**Exercise directions:**
Exactly repeat the full listing that follows.

● ● ●

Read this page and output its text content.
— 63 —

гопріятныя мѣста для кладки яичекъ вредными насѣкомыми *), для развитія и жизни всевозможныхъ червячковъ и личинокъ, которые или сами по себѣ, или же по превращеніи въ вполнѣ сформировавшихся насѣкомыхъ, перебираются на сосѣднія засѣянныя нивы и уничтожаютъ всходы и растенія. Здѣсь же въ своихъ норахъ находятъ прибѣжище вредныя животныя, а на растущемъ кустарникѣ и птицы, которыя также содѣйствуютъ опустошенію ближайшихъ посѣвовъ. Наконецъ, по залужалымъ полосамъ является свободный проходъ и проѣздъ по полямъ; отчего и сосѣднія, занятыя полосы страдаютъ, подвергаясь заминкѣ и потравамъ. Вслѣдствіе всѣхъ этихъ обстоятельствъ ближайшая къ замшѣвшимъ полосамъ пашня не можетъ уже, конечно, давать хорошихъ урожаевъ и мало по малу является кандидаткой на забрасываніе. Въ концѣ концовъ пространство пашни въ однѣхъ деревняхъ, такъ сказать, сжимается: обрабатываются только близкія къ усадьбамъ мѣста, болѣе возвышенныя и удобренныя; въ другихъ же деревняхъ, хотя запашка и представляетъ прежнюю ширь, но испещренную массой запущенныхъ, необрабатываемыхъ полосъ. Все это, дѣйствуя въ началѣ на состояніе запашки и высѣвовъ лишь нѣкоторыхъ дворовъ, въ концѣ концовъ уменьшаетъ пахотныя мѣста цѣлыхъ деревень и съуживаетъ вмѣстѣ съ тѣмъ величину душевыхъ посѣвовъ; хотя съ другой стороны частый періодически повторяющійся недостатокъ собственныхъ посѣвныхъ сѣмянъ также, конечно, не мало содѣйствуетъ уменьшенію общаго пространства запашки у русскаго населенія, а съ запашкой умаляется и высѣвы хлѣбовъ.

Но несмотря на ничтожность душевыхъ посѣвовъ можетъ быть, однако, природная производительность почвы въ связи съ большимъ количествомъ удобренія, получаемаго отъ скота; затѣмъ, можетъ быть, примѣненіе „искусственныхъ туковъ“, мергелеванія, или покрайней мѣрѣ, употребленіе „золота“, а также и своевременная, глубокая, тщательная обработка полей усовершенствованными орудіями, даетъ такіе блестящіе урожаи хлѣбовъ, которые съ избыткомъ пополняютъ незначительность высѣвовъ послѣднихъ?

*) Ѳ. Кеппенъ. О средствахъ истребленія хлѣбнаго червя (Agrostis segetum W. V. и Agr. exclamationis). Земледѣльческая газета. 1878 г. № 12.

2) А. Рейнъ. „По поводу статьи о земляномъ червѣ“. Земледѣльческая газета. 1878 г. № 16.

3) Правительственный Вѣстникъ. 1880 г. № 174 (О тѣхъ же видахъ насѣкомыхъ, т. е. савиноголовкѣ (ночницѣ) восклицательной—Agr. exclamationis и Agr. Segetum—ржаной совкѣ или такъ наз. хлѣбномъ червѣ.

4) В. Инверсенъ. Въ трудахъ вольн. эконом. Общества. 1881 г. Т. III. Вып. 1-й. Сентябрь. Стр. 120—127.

● ● ●

**Exercise result:**
Read this page and output its text content.
— 63 —

гопріятныя мѣста для кладки яичекъ вредными насѣкомыми *), для развитія и жизни всевозможныхъ червячковъ и личинокъ, которые или сами по себѣ, или же по превращеніи въ вполнѣ сформировавшихся насѣкомыхъ, перебираются на сосѣднія засѣянныя нивы и уничтожаютъ всходы и растенія. Здѣсь же въ своихъ норахъ находятъ прибѣжище вредныя животныя, а на растущемъ кустарникѣ и птицы, которыя также содѣйствуютъ опустошенію ближайшихъ посѣвовъ. Наконецъ, по залужалымъ полосамъ является свободный проходъ и проѣздъ по полямъ; отчего и сосѣднія, занятыя полосы страдаютъ, подвергаясь заминкѣ и потравамъ. Вслѣдствіе всѣхъ этихъ обстоятельствъ ближайшая къ замшѣвшимъ полосамъ пашня не можетъ уже, конечно, давать хорошихъ урожаевъ и мало по малу является кандидаткой на забрасываніе. Въ концѣ концовъ пространство пашни въ однѣхъ деревняхъ, такъ сказать, сжимается: обрабатываются только близкія къ усадьбамъ мѣста, болѣе возвышенныя и удобренныя; въ другихъ же деревняхъ, хотя запашка и представляетъ прежнюю ширь, но испещренную массой запущенныхъ, необрабатываемыхъ полосъ. Все это, дѣйствуя въ началѣ на состояніе запашки и высѣвовъ лишь нѣкоторыхъ дворовъ, въ концѣ концовъ уменьшаетъ пахотныя мѣста цѣлыхъ деревень и съуживаетъ вмѣстѣ съ тѣмъ величину душевыхъ посѣвовъ; хотя съ другой стороны частый періодически повторяющійся недостатокъ собственныхъ посѣвныхъ сѣмянъ также, конечно, не мало содѣйствуетъ уменьшенію общаго пространства запашки у русскаго населенія, а съ запашкой умаляется и высѣвы хлѣбовъ.

Но несмотря на ничтожность душевыхъ посѣвовъ можетъ быть, однако, природная производительность почвы въ связи съ большимъ количествомъ удобренія, получаемаго отъ скота; затѣмъ, можетъ быть, примѣненіе „искусственныхъ туковъ“, мергелеванія, или покрайней мѣрѣ, употребленіе „золота“, а также и своевременная, глубокая, тщательная обработка полей усовершенствованными орудіями, даетъ такіе блестящіе урожаи хлѣбовъ, которые съ избыткомъ пополняютъ незначительность высѣвовъ послѣднихъ?

*) Ѳ. Кеппенъ. О средствахъ истребленія хлѣбнаго червя (Agrostis segetum W. V. и Agr. exclamationis). Земледѣльческая газета. 1878 г. № 12.

2) А. Рейнъ. „По поводу статьи о земляномъ червѣ“. Земледѣльческая газета. 1878 г. № 16.

3) Правительственный Вѣстникъ. 1880 г. № 174 (О тѣхъ же видахъ насѣкомыхъ, т. е. савиноголовкѣ (ночницѣ) восклицательной—Agr. exclamationis и Agr. Segetum—ржаной совкѣ или такъ наз. хлѣбномъ червѣ.

4) В. Инверсенъ. Въ трудахъ вольн. эконом. Общества. 1881 г. Т. III. Вып. 1-й. Сентябрь. Стр. 120—127.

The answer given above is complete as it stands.